INFORMATION SHOWN.
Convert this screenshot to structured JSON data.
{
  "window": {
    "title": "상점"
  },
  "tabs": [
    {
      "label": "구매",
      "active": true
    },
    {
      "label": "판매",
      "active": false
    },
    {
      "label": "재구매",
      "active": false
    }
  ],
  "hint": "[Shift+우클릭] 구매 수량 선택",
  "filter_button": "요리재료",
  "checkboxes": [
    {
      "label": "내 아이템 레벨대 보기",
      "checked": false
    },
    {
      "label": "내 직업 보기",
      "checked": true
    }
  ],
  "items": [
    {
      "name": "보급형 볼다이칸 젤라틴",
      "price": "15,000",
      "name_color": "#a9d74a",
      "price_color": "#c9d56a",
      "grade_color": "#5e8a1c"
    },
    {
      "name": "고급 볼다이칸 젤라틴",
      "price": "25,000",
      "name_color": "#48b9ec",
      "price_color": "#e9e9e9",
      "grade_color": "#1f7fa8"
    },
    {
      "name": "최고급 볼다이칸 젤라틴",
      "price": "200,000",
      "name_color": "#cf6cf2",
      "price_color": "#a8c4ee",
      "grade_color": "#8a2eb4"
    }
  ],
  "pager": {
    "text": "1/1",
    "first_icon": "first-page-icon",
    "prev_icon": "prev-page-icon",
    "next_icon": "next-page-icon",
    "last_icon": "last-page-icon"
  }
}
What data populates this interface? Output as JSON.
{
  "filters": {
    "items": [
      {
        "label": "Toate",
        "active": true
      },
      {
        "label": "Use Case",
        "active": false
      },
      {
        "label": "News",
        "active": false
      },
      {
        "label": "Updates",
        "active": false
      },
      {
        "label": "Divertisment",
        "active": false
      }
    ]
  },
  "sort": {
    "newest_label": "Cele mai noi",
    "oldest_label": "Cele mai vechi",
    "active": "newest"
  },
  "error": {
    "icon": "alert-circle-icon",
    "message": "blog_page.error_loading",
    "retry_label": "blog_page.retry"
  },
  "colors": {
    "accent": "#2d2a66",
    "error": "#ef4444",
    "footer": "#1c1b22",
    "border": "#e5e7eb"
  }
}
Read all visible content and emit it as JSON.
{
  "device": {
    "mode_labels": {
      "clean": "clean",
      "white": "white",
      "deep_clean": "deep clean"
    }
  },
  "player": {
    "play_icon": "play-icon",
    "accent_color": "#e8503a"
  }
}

TASK TO CARRY OUT.
Look through the data and show every line containing "icon".

IN RESPONSE.
    "first_icon": "first-page-icon",
    "prev_icon": "prev-page-icon",
    "next_icon": "next-page-icon",
    "last_icon": "last-page-icon"
    "icon": "alert-circle-icon",
    "play_icon": "play-icon",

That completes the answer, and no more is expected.